▶ _Given request_: Please write the listing below out again exactly, leaving every picture behind.

▶ _Records for this exercise_:
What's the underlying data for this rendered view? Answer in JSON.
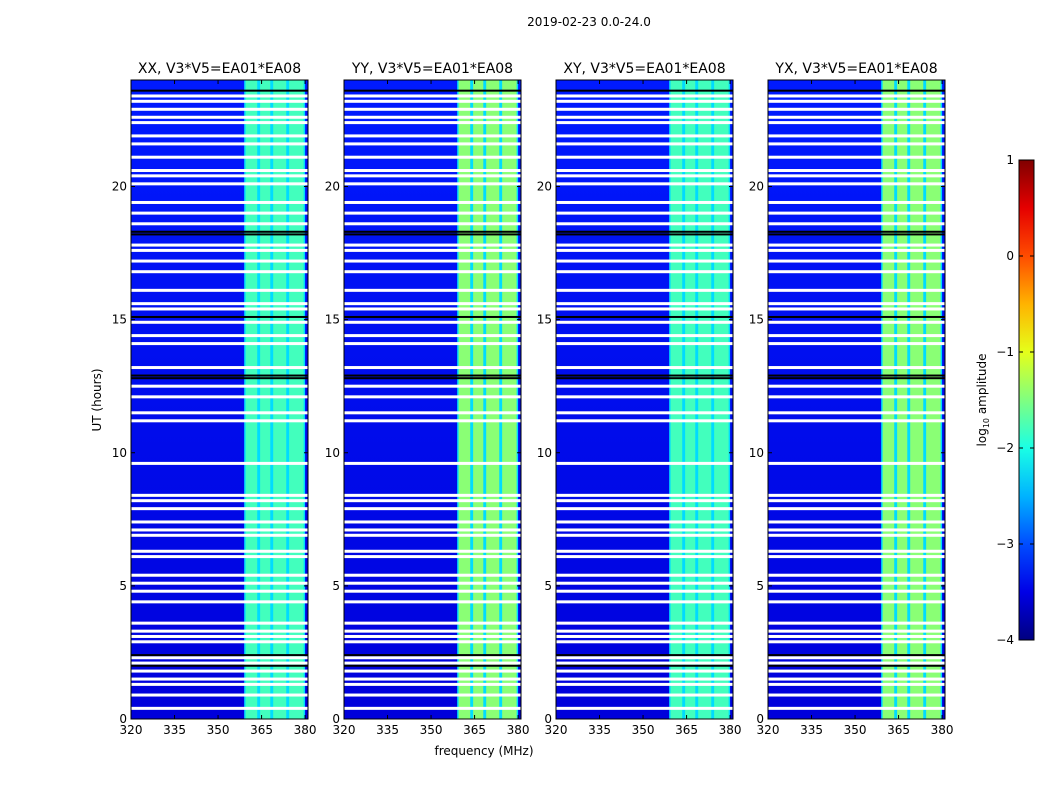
{
  "chart_data": {
    "type": "heatmap",
    "suptitle": "2019-02-23 0.0-24.0",
    "xlabel": "frequency (MHz)",
    "ylabel": "UT (hours)",
    "xlim": [
      320,
      381
    ],
    "ylim": [
      0,
      24
    ],
    "xticks": [
      320,
      335,
      350,
      365,
      380
    ],
    "xtick_labels": [
      "320",
      "335",
      "350",
      "365",
      "380"
    ],
    "yticks": [
      0,
      5,
      10,
      15,
      20
    ],
    "ytick_labels": [
      "0",
      "5",
      "10",
      "15",
      "20"
    ],
    "panels": [
      {
        "title": "XX, V3*V5=EA01*EA08",
        "pol": "XX"
      },
      {
        "title": "YY, V3*V5=EA01*EA08",
        "pol": "YY"
      },
      {
        "title": "XY, V3*V5=EA01*EA08",
        "pol": "XY"
      },
      {
        "title": "YX, V3*V5=EA01*EA08",
        "pol": "YX"
      }
    ],
    "colorbar": {
      "label_prefix": "log",
      "label_sub": "10",
      "label_suffix": " amplitude",
      "range": [
        -4,
        1
      ],
      "ticks": [
        -4,
        -3,
        -2,
        -1,
        0,
        1
      ],
      "tick_labels": [
        "−4",
        "−3",
        "−2",
        "−1",
        "0",
        "1"
      ],
      "colormap": "jet"
    },
    "background_log_amplitude": -3.4,
    "rfi_band_mhz": [
      359,
      380
    ],
    "rfi_channels_mhz": [
      [
        359.5,
        363.5
      ],
      [
        364.5,
        368.0
      ],
      [
        369.0,
        373.5
      ],
      [
        374.5,
        379.5
      ]
    ],
    "rfi_log_amplitude": -1.8,
    "flagged_white_hours": [
      0.4,
      0.9,
      1.3,
      1.5,
      1.8,
      2.1,
      2.3,
      2.9,
      3.1,
      3.3,
      3.6,
      4.4,
      4.8,
      5.1,
      5.4,
      6.1,
      6.3,
      6.9,
      7.1,
      7.4,
      7.9,
      8.2,
      8.4,
      9.6,
      11.2,
      11.5,
      12.1,
      12.5,
      13.2,
      14.1,
      14.4,
      14.9,
      15.4,
      15.6,
      16.1,
      16.8,
      17.2,
      17.6,
      17.8,
      18.6,
      19.0,
      19.4,
      20.1,
      20.4,
      20.6,
      21.1,
      21.6,
      21.9,
      22.4,
      22.6,
      22.9,
      23.2,
      23.4
    ],
    "flagged_black_hours": [
      2.0,
      2.4,
      12.8,
      12.9,
      15.1,
      18.2,
      18.3,
      23.6
    ]
  }
}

▶ _Response to the exercise_:
What's the underlying data for this rendered view? Answer in JSON.
{
  "chart_data": {
    "type": "heatmap",
    "suptitle": "2019-02-23 0.0-24.0",
    "xlabel": "frequency (MHz)",
    "ylabel": "UT (hours)",
    "xlim": [
      320,
      381
    ],
    "ylim": [
      0,
      24
    ],
    "xticks": [
      320,
      335,
      350,
      365,
      380
    ],
    "xtick_labels": [
      "320",
      "335",
      "350",
      "365",
      "380"
    ],
    "yticks": [
      0,
      5,
      10,
      15,
      20
    ],
    "ytick_labels": [
      "0",
      "5",
      "10",
      "15",
      "20"
    ],
    "panels": [
      {
        "title": "XX, V3*V5=EA01*EA08",
        "pol": "XX"
      },
      {
        "title": "YY, V3*V5=EA01*EA08",
        "pol": "YY"
      },
      {
        "title": "XY, V3*V5=EA01*EA08",
        "pol": "XY"
      },
      {
        "title": "YX, V3*V5=EA01*EA08",
        "pol": "YX"
      }
    ],
    "colorbar": {
      "label_prefix": "log",
      "label_sub": "10",
      "label_suffix": " amplitude",
      "range": [
        -4,
        1
      ],
      "ticks": [
        -4,
        -3,
        -2,
        -1,
        0,
        1
      ],
      "tick_labels": [
        "−4",
        "−3",
        "−2",
        "−1",
        "0",
        "1"
      ],
      "colormap": "jet"
    },
    "background_log_amplitude": -3.4,
    "rfi_band_mhz": [
      359,
      380
    ],
    "rfi_channels_mhz": [
      [
        359.5,
        363.5
      ],
      [
        364.5,
        368.0
      ],
      [
        369.0,
        373.5
      ],
      [
        374.5,
        379.5
      ]
    ],
    "rfi_log_amplitude": -1.8,
    "flagged_white_hours": [
      0.4,
      0.9,
      1.3,
      1.5,
      1.8,
      2.1,
      2.3,
      2.9,
      3.1,
      3.3,
      3.6,
      4.4,
      4.8,
      5.1,
      5.4,
      6.1,
      6.3,
      6.9,
      7.1,
      7.4,
      7.9,
      8.2,
      8.4,
      9.6,
      11.2,
      11.5,
      12.1,
      12.5,
      13.2,
      14.1,
      14.4,
      14.9,
      15.4,
      15.6,
      16.1,
      16.8,
      17.2,
      17.6,
      17.8,
      18.6,
      19.0,
      19.4,
      20.1,
      20.4,
      20.6,
      21.1,
      21.6,
      21.9,
      22.4,
      22.6,
      22.9,
      23.2,
      23.4
    ],
    "flagged_black_hours": [
      2.0,
      2.4,
      12.8,
      12.9,
      15.1,
      18.2,
      18.3,
      23.6
    ]
  }
}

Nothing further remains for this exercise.